Records for processing:
--------
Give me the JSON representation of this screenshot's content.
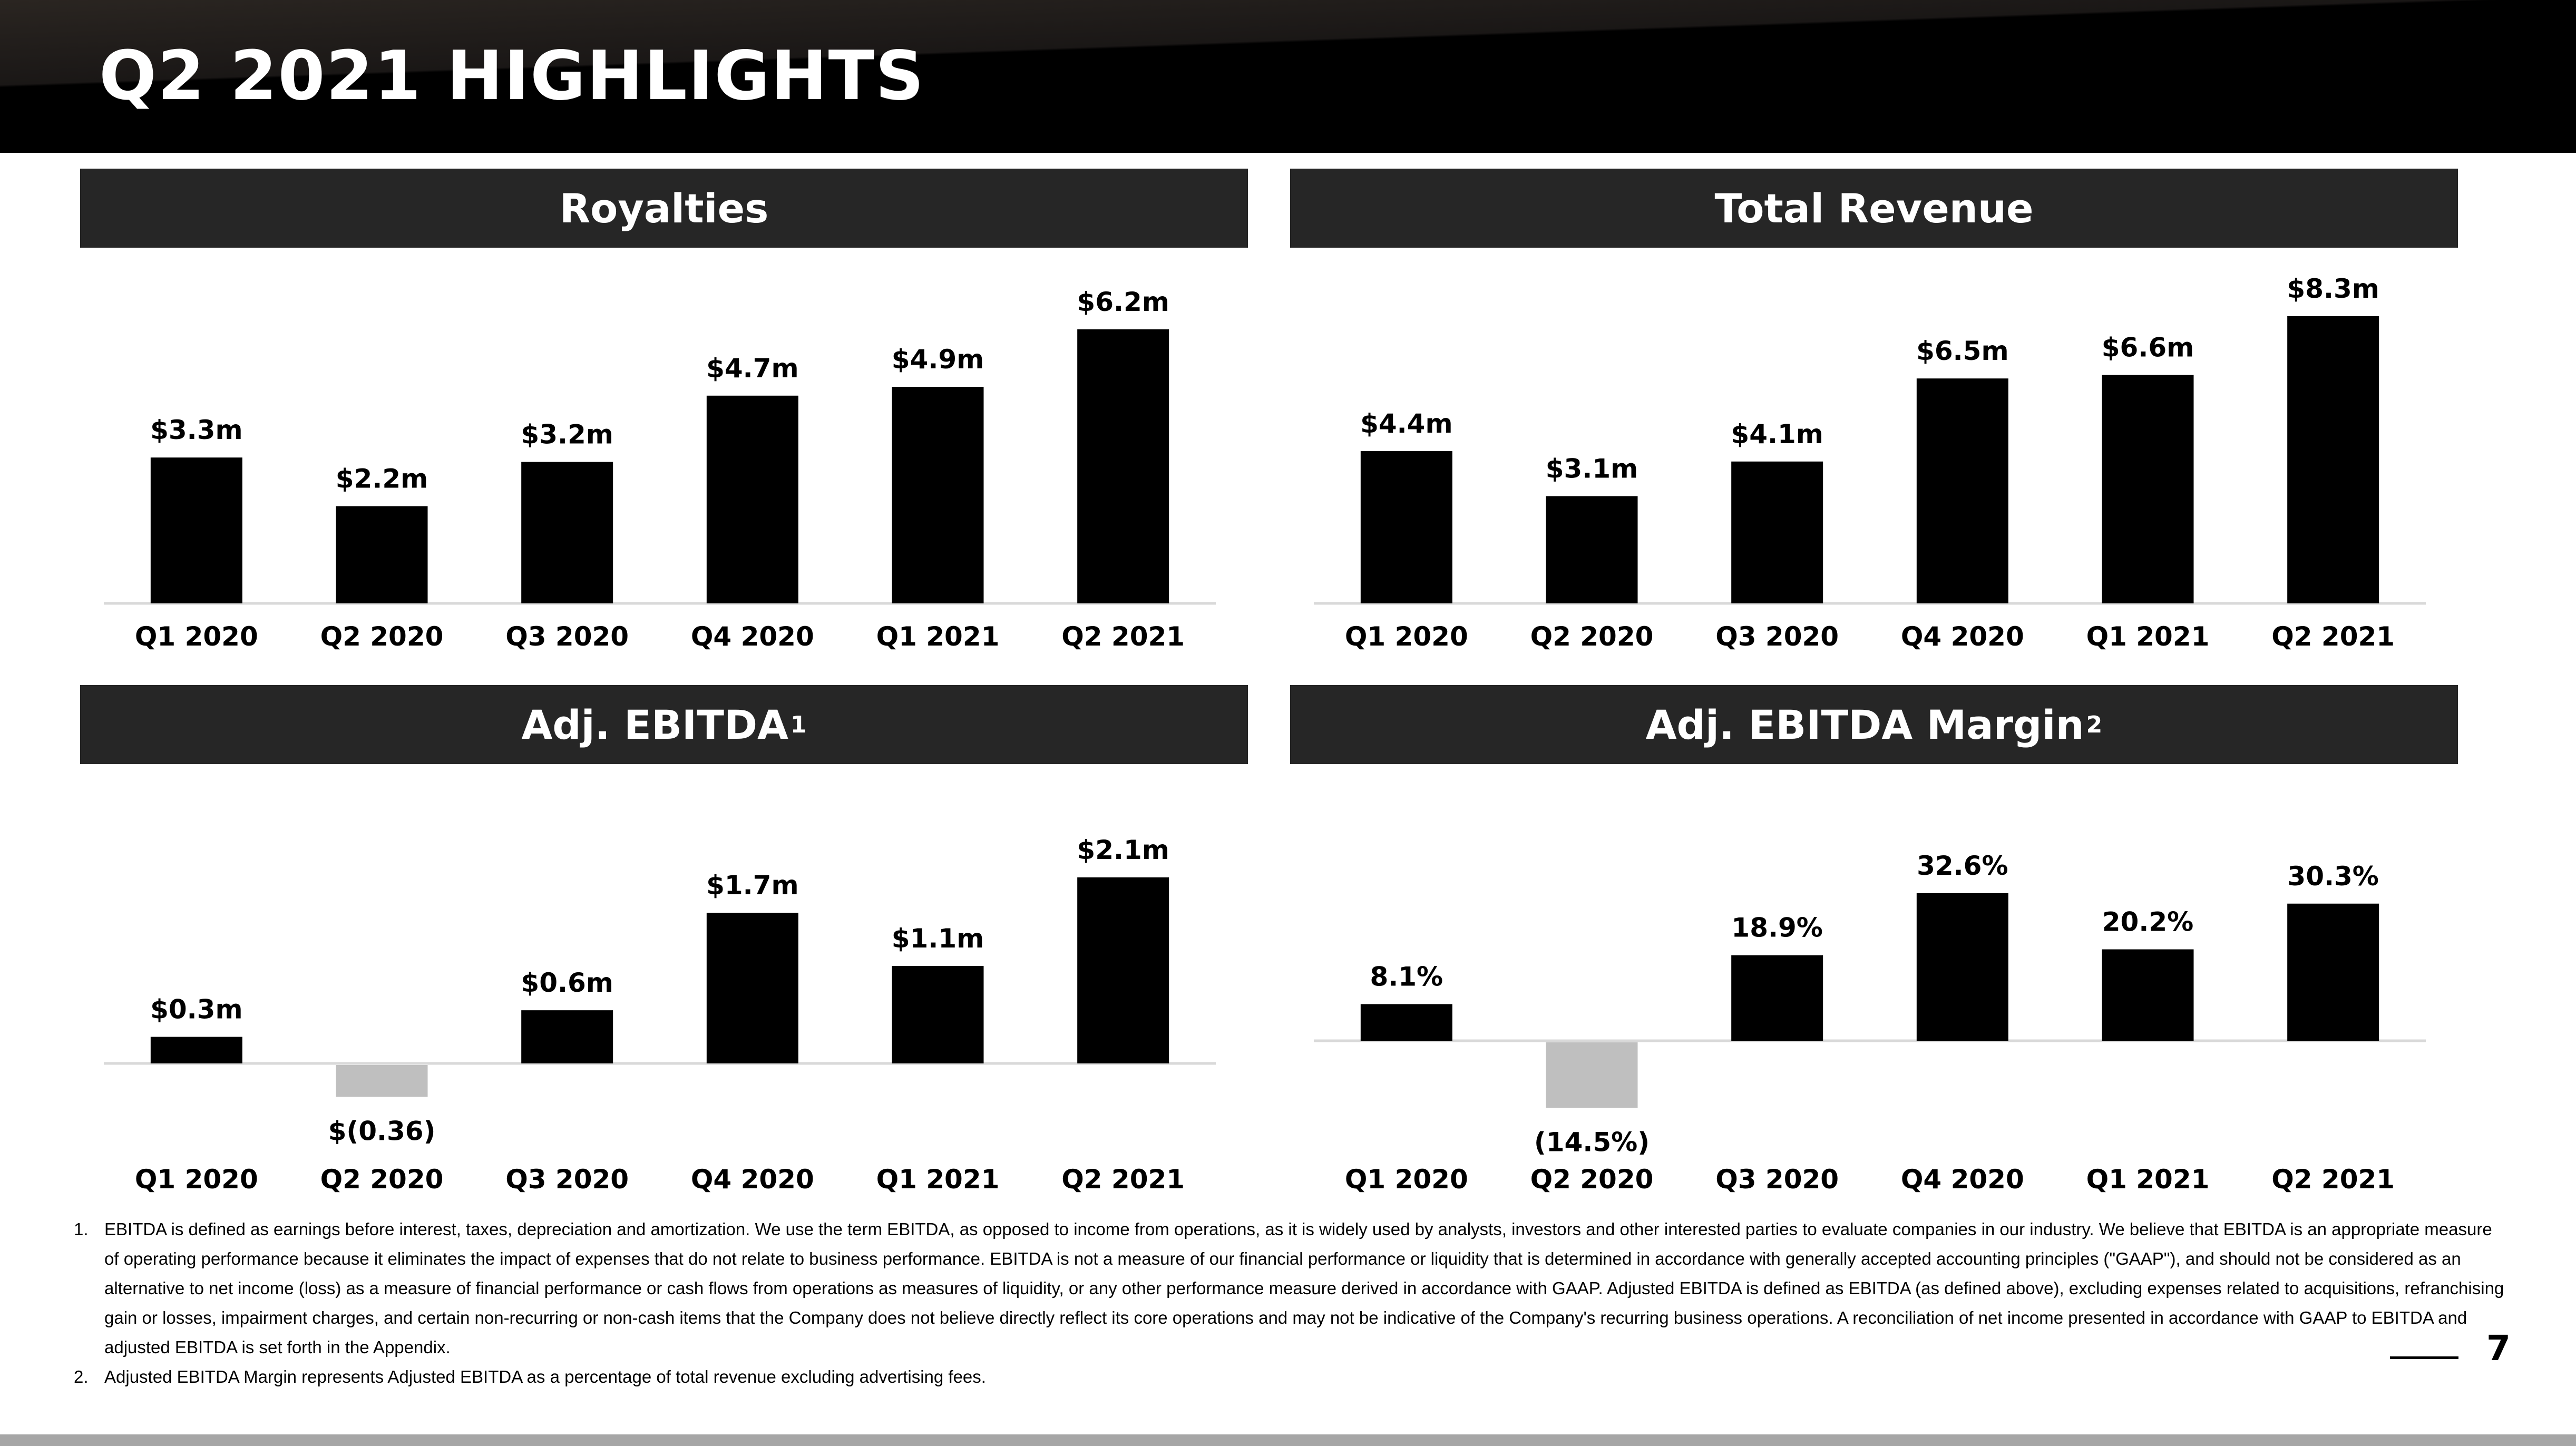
{
  "page": {
    "title": "Q2 2021 HIGHLIGHTS",
    "page_number": "7"
  },
  "colors": {
    "bar_positive": "#000000",
    "bar_negative": "#bfbfbf",
    "panel_header": "#262626"
  },
  "panels": [
    {
      "title": "Royalties",
      "superscript": ""
    },
    {
      "title": "Total Revenue",
      "superscript": ""
    },
    {
      "title": "Adj. EBITDA",
      "superscript": "1"
    },
    {
      "title": "Adj. EBITDA Margin",
      "superscript": "2"
    }
  ],
  "chart_data": [
    {
      "type": "bar",
      "title": "Royalties",
      "categories": [
        "Q1 2020",
        "Q2 2020",
        "Q3 2020",
        "Q4 2020",
        "Q1 2021",
        "Q2 2021"
      ],
      "values": [
        3.3,
        2.2,
        3.2,
        4.7,
        4.9,
        6.2
      ],
      "data_labels": [
        "$3.3m",
        "$2.2m",
        "$3.2m",
        "$4.7m",
        "$4.9m",
        "$6.2m"
      ],
      "unit": "$m",
      "ylim": [
        0,
        6.2
      ],
      "grid": false
    },
    {
      "type": "bar",
      "title": "Total Revenue",
      "categories": [
        "Q1 2020",
        "Q2 2020",
        "Q3 2020",
        "Q4 2020",
        "Q1 2021",
        "Q2 2021"
      ],
      "values": [
        4.4,
        3.1,
        4.1,
        6.5,
        6.6,
        8.3
      ],
      "data_labels": [
        "$4.4m",
        "$3.1m",
        "$4.1m",
        "$6.5m",
        "$6.6m",
        "$8.3m"
      ],
      "unit": "$m",
      "ylim": [
        0,
        8.3
      ],
      "grid": false
    },
    {
      "type": "bar",
      "title": "Adj. EBITDA",
      "categories": [
        "Q1 2020",
        "Q2 2020",
        "Q3 2020",
        "Q4 2020",
        "Q1 2021",
        "Q2 2021"
      ],
      "values": [
        0.3,
        -0.36,
        0.6,
        1.7,
        1.1,
        2.1
      ],
      "data_labels": [
        "$0.3m",
        "$(0.36)",
        "$0.6m",
        "$1.7m",
        "$1.1m",
        "$2.1m"
      ],
      "unit": "$m",
      "ylim": [
        -0.36,
        2.1
      ],
      "grid": false
    },
    {
      "type": "bar",
      "title": "Adj. EBITDA Margin",
      "categories": [
        "Q1 2020",
        "Q2 2020",
        "Q3 2020",
        "Q4 2020",
        "Q1 2021",
        "Q2 2021"
      ],
      "values": [
        8.1,
        -14.5,
        18.9,
        32.6,
        20.2,
        30.3
      ],
      "data_labels": [
        "8.1%",
        "(14.5%)",
        "18.9%",
        "32.6%",
        "20.2%",
        "30.3%"
      ],
      "unit": "%",
      "ylim": [
        -14.5,
        32.6
      ],
      "grid": false
    }
  ],
  "footnotes": [
    {
      "num": "1.",
      "text": "EBITDA is defined as earnings before interest, taxes, depreciation and amortization. We use the term EBITDA, as opposed to income from operations, as it is widely used by analysts, investors and other interested parties to evaluate companies in our industry. We believe that EBITDA is an appropriate measure of operating performance because it eliminates the impact of expenses that do not relate to business performance. EBITDA is not a measure of our financial performance or liquidity that is determined in accordance with generally accepted accounting principles (\"GAAP\"), and should not be considered as an alternative to net income (loss) as a measure of financial performance or cash flows from operations as measures of liquidity, or any other performance measure derived in accordance with GAAP. Adjusted EBITDA is defined as EBITDA (as defined above), excluding expenses related to acquisitions, refranchising gain or losses, impairment charges, and certain non-recurring or non-cash items that the Company does not believe directly reflect its core operations and may not be indicative of the Company's recurring business operations. A reconciliation of net income presented in accordance with GAAP to EBITDA and adjusted EBITDA is set forth in the Appendix."
    },
    {
      "num": "2.",
      "text": "Adjusted EBITDA Margin represents Adjusted EBITDA as a percentage of total revenue excluding advertising fees."
    }
  ]
}
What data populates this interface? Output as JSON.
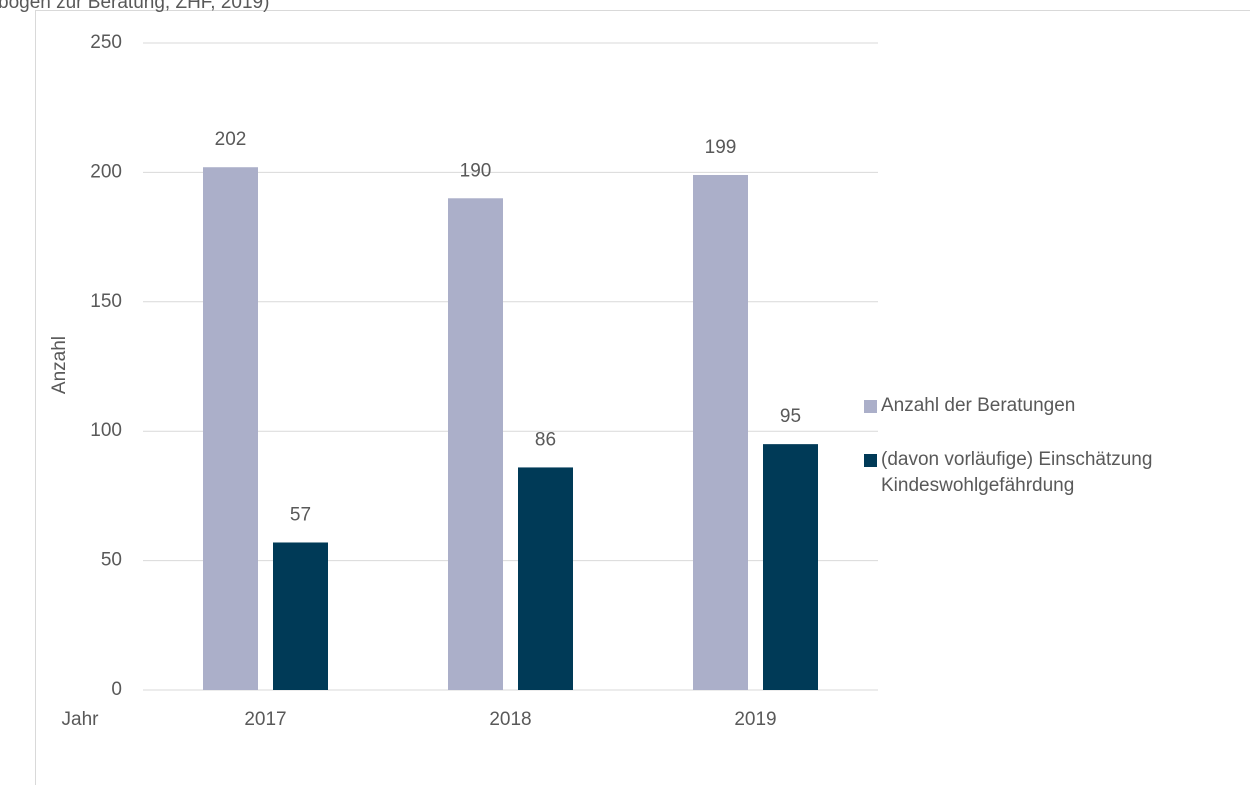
{
  "caption": "bogen zur Beratung, ZHF, 2019)",
  "chart_data": {
    "type": "bar",
    "y_label": "Anzahl",
    "x_label": "Jahr",
    "categories": [
      "2017",
      "2018",
      "2019"
    ],
    "series": [
      {
        "name": "Anzahl der Beratungen",
        "color": "#abafc9",
        "values": [
          202,
          190,
          199
        ]
      },
      {
        "name": "(davon vorläufige) Einschätzung Kindeswohlgefährdung",
        "color": "#003a57",
        "values": [
          57,
          86,
          95
        ]
      }
    ],
    "ylim": [
      0,
      250
    ],
    "yticks": [
      0,
      50,
      100,
      150,
      200,
      250
    ],
    "grid": true,
    "data_labels": true,
    "legend": "right"
  }
}
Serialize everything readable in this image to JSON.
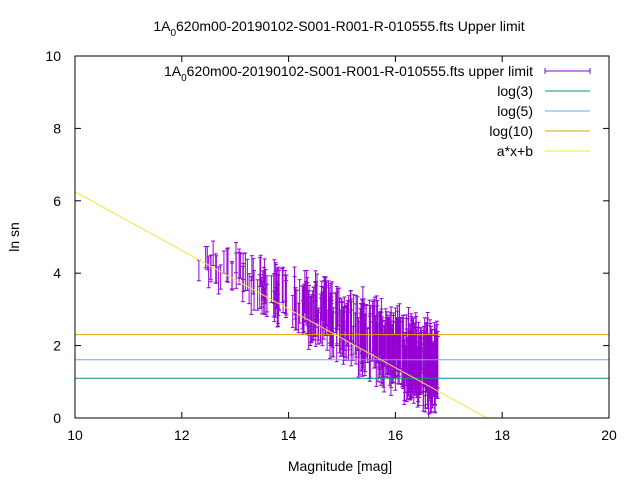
--------
Description of the task: In the material above, tally every line with the string "Anzahl" in it, then give that number alone.

Task solution: 2